DIRECTIONS: Copy all the material below, exactly as it stands.

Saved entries
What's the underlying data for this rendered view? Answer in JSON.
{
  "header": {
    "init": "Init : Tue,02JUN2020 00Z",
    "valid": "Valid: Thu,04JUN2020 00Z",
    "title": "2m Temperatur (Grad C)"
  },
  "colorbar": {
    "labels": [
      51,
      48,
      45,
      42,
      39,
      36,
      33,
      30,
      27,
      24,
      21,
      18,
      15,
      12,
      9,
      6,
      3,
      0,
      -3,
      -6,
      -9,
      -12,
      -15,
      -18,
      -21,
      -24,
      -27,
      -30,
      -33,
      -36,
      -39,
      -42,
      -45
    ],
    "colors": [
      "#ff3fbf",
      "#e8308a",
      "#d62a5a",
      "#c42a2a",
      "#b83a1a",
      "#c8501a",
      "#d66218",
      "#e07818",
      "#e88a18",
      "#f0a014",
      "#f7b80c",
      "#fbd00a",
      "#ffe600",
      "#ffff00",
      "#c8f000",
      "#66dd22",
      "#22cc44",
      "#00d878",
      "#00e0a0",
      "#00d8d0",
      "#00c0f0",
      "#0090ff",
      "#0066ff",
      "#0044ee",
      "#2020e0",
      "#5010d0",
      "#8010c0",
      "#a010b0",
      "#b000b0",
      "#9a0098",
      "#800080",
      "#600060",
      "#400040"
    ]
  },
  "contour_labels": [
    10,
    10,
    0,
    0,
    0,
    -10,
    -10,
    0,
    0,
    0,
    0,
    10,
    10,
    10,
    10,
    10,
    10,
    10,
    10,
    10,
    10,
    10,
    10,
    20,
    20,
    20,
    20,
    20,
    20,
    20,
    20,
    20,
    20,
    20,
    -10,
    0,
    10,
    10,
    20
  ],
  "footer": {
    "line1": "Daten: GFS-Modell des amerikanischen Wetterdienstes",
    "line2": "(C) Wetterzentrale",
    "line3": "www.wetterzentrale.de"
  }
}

REPLY TO THE TASK:
What's the underlying data for this rendered view? Answer in JSON.
{
  "header": {
    "init": "Init : Tue,02JUN2020 00Z",
    "valid": "Valid: Thu,04JUN2020 00Z",
    "title": "2m Temperatur (Grad C)"
  },
  "colorbar": {
    "labels": [
      51,
      48,
      45,
      42,
      39,
      36,
      33,
      30,
      27,
      24,
      21,
      18,
      15,
      12,
      9,
      6,
      3,
      0,
      -3,
      -6,
      -9,
      -12,
      -15,
      -18,
      -21,
      -24,
      -27,
      -30,
      -33,
      -36,
      -39,
      -42,
      -45
    ],
    "colors": [
      "#ff3fbf",
      "#e8308a",
      "#d62a5a",
      "#c42a2a",
      "#b83a1a",
      "#c8501a",
      "#d66218",
      "#e07818",
      "#e88a18",
      "#f0a014",
      "#f7b80c",
      "#fbd00a",
      "#ffe600",
      "#ffff00",
      "#c8f000",
      "#66dd22",
      "#22cc44",
      "#00d878",
      "#00e0a0",
      "#00d8d0",
      "#00c0f0",
      "#0090ff",
      "#0066ff",
      "#0044ee",
      "#2020e0",
      "#5010d0",
      "#8010c0",
      "#a010b0",
      "#b000b0",
      "#9a0098",
      "#800080",
      "#600060",
      "#400040"
    ]
  },
  "contour_labels": [
    10,
    10,
    0,
    0,
    0,
    -10,
    -10,
    0,
    0,
    0,
    0,
    10,
    10,
    10,
    10,
    10,
    10,
    10,
    10,
    10,
    10,
    10,
    10,
    20,
    20,
    20,
    20,
    20,
    20,
    20,
    20,
    20,
    20,
    20,
    -10,
    0,
    10,
    10,
    20
  ],
  "footer": {
    "line1": "Daten: GFS-Modell des amerikanischen Wetterdienstes",
    "line2": "(C) Wetterzentrale",
    "line3": "www.wetterzentrale.de"
  }
}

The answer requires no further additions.